**Document section:**

# # # #

Brigitte received many accolades over the decades. She was named Best Actress at the 22nd Asia-Pacific Film Festival for her performance in Eight Hundred Heroes (1976), and again at the 27th Golden Horse Awards with Red Dust (1990). In 2018, she was awarded the Golden Mulberry Lifetime Achievement Award at the 20th Far East Film Festival in Udine Italy, and an Honorary Fellowship by the SH Ho College of the Chinese University of Hong Kong. Also in 2018, the Hong Kong International Film Festival showcased Brigitte’s film career with 14 of her most memorable features, including Outside the Window, The Dream of the Red Chamber, Peking Opera Blues, Starry is the Night, Red Dust, Swordsman II, The Bride with White Hair, Chungking Express, and Ashes of Time Redux.

For Brigitte, speaking of a lifetime is premature. The second chapter of this remarkable life has only just begun. Much to the delight of her legions of fans and followers, she took up writing around 15 years ago and successfully transitioned into the life of a writer. Her debut book titled Inside the Window, Outside the Window came out in 2011, followed by Clouds Go, Clouds Come three years later. A third book, In Front of the Lens, Behind the Lens, was published in 2020 and selected for a Recommended Prize in the essay category at the 16th Hong Kong Biennial Awards for Chinese Literature. Her most recent book was published last year, crisply titled Ching Hsia Sketches. With four books under her belt, our former film legend has successfully refashioned herself into an active Hong Kong essayist with an already sizeable and still expanding readership across the Chinese-speaking communities.

# # # #

**Dataset extract:**

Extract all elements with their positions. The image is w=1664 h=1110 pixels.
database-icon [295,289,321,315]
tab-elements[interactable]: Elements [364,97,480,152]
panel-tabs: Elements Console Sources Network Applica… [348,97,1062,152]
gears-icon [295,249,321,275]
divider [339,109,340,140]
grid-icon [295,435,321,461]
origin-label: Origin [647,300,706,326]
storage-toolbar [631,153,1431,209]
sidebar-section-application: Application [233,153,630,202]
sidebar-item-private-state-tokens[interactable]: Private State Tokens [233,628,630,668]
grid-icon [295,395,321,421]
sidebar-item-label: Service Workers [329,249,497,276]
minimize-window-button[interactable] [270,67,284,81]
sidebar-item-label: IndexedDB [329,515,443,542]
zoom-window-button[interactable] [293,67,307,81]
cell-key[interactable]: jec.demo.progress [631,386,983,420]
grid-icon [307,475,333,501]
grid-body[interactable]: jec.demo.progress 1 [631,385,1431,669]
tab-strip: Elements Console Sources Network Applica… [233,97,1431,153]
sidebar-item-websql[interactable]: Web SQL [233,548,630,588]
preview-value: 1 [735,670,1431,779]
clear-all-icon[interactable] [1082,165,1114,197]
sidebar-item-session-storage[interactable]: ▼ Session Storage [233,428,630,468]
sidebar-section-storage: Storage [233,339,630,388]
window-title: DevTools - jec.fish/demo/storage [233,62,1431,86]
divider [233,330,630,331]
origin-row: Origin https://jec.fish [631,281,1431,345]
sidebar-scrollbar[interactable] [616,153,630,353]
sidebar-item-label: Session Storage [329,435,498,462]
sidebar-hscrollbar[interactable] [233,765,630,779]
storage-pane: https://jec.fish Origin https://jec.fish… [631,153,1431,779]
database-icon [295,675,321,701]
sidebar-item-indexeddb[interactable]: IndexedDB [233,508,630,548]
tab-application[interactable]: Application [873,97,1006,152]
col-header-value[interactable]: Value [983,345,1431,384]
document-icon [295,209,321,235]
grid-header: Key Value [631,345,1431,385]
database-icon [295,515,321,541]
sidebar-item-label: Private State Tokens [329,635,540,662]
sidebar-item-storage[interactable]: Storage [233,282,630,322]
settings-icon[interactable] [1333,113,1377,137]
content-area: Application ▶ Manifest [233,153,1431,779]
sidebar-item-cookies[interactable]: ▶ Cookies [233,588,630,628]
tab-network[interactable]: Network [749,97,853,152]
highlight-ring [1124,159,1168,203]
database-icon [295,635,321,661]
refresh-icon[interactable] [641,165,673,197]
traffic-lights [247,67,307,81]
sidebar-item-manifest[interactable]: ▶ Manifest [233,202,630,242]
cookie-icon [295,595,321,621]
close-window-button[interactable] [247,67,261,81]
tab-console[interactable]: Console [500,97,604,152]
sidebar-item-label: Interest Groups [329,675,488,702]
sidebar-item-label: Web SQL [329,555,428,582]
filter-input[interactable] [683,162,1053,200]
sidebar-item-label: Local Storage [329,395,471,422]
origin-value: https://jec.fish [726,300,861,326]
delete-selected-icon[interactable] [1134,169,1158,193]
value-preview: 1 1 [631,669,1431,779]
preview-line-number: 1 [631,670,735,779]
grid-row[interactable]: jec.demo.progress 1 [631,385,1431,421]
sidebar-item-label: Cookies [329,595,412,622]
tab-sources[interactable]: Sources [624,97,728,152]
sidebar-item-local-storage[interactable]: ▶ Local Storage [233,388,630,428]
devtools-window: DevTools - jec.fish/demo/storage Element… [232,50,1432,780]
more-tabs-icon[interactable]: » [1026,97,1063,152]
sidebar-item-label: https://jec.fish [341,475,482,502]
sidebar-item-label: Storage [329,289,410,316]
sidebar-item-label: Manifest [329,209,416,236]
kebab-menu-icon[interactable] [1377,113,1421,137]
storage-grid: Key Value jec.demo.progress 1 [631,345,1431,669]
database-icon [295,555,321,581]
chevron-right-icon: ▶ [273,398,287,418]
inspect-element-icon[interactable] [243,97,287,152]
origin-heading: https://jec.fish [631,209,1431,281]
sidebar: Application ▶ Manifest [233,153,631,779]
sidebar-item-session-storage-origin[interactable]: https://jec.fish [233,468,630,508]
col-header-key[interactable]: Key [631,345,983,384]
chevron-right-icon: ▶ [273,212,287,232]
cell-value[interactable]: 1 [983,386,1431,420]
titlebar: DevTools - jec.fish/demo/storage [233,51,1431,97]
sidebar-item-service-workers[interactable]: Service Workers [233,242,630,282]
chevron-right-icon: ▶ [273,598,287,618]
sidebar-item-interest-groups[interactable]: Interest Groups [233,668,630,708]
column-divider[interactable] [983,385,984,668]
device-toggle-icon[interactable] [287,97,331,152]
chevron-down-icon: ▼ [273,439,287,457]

# # # #

**Aim of the task:**
Reproduce the profile of Brigitte starting with "Brigitte received many" and going on through "of Time Redux.", switching "accolades" to "honors".

**Answer below:**
Brigitte received many honors over the decades. She was named Best Actress at the 22nd Asia-Pacific Film Festival for her performance in Eight Hundred Heroes (1976), and again at the 27th Golden Horse Awards with Red Dust (1990). In 2018, she was awarded the Golden Mulberry Lifetime Achievement Award at the 20th Far East Film Festival in Udine Italy, and an Honorary Fellowship by the SH Ho College of the Chinese University of Hong Kong. Also in 2018, the Hong Kong International Film Festival showcased Brigitte’s film career with 14 of her most memorable features, including Outside the Window, The Dream of the Red Chamber, Peking Opera Blues, Starry is the Night, Red Dust, Swordsman II, The Bride with White Hair, Chungking Express, and Ashes of Time Redux.